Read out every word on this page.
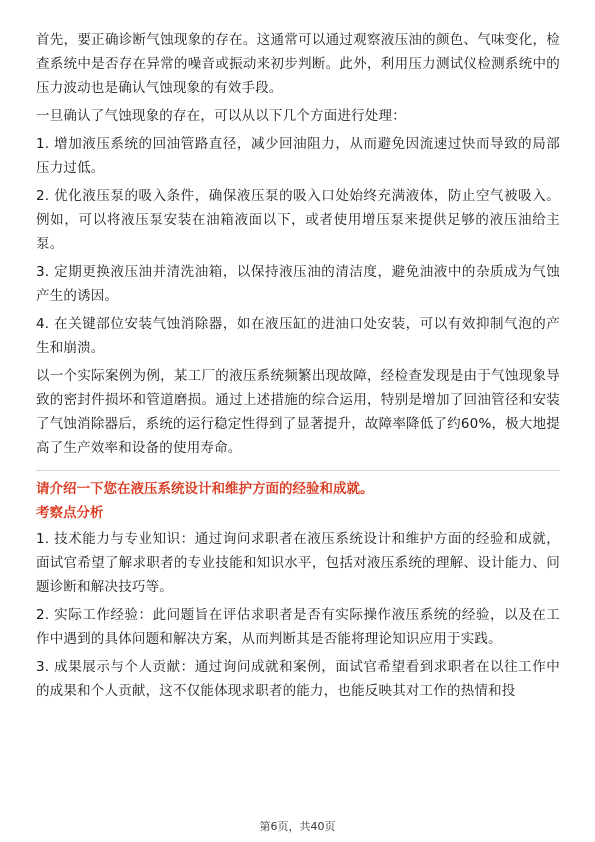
首先，要正确诊断气蚀现象的存在。这通常可以通过观察液压油的颜色、气味变化，检查系统中是否存在异常的噪音或振动来初步判断。此外，利用压力测试仪检测系统中的压力波动也是确认气蚀现象的有效手段。

一旦确认了气蚀现象的存在，可以从以下几个方面进行处理：

1. 增加液压系统的回油管路直径，减少回油阻力，从而避免因流速过快而导致的局部压力过低。

2. 优化液压泵的吸入条件，确保液压泵的吸入口处始终充满液体，防止空气被吸入。例如，可以将液压泵安装在油箱液面以下，或者使用增压泵来提供足够的液压油给主泵。

3. 定期更换液压油并清洗油箱，以保持液压油的清洁度，避免油液中的杂质成为气蚀产生的诱因。

4. 在关键部位安装气蚀消除器，如在液压缸的进油口处安装，可以有效抑制气泡的产生和崩溃。

以一个实际案例为例，某工厂的液压系统频繁出现故障，经检查发现是由于气蚀现象导致的密封件损坏和管道磨损。通过上述措施的综合运用，特别是增加了回油管径和安装了气蚀消除器后，系统的运行稳定性得到了显著提升，故障率降低了约60%，极大地提高了生产效率和设备的使用寿命。

请介绍一下您在液压系统设计和维护方面的经验和成就。

考察点分析

1. 技术能力与专业知识：通过询问求职者在液压系统设计和维护方面的经验和成就，面试官希望了解求职者的专业技能和知识水平，包括对液压系统的理解、设计能力、问题诊断和解决技巧等。

2. 实际工作经验：此问题旨在评估求职者是否有实际操作液压系统的经验，以及在工作中遇到的具体问题和解决方案，从而判断其是否能将理论知识应用于实践。

3. 成果展示与个人贡献：通过询问成就和案例，面试官希望看到求职者在以往工作中的成果和个人贡献，这不仅能体现求职者的能力，也能反映其对工作的热情和投

第6页，共40页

Directions ->
Using the records above, output their complete text exactly, minus any images.

Answer to this problem ->
Read out every word on this page.
首先，要正确诊断气蚀现象的存在。这通常可以通过观察液压油的颜色、气味变化，检查系统中是否存在异常的噪音或振动来初步判断。此外，利用压力测试仪检测系统中的压力波动也是确认气蚀现象的有效手段。

一旦确认了气蚀现象的存在，可以从以下几个方面进行处理：

1. 增加液压系统的回油管路直径，减少回油阻力，从而避免因流速过快而导致的局部压力过低。

2. 优化液压泵的吸入条件，确保液压泵的吸入口处始终充满液体，防止空气被吸入。例如，可以将液压泵安装在油箱液面以下，或者使用增压泵来提供足够的液压油给主泵。

3. 定期更换液压油并清洗油箱，以保持液压油的清洁度，避免油液中的杂质成为气蚀产生的诱因。

4. 在关键部位安装气蚀消除器，如在液压缸的进油口处安装，可以有效抑制气泡的产生和崩溃。

以一个实际案例为例，某工厂的液压系统频繁出现故障，经检查发现是由于气蚀现象导致的密封件损坏和管道磨损。通过上述措施的综合运用，特别是增加了回油管径和安装了气蚀消除器后，系统的运行稳定性得到了显著提升，故障率降低了约60%，极大地提高了生产效率和设备的使用寿命。

请介绍一下您在液压系统设计和维护方面的经验和成就。

考察点分析

1. 技术能力与专业知识：通过询问求职者在液压系统设计和维护方面的经验和成就，面试官希望了解求职者的专业技能和知识水平，包括对液压系统的理解、设计能力、问题诊断和解决技巧等。

2. 实际工作经验：此问题旨在评估求职者是否有实际操作液压系统的经验，以及在工作中遇到的具体问题和解决方案，从而判断其是否能将理论知识应用于实践。

3. 成果展示与个人贡献：通过询问成就和案例，面试官希望看到求职者在以往工作中的成果和个人贡献，这不仅能体现求职者的能力，也能反映其对工作的热情和投

第6页，共40页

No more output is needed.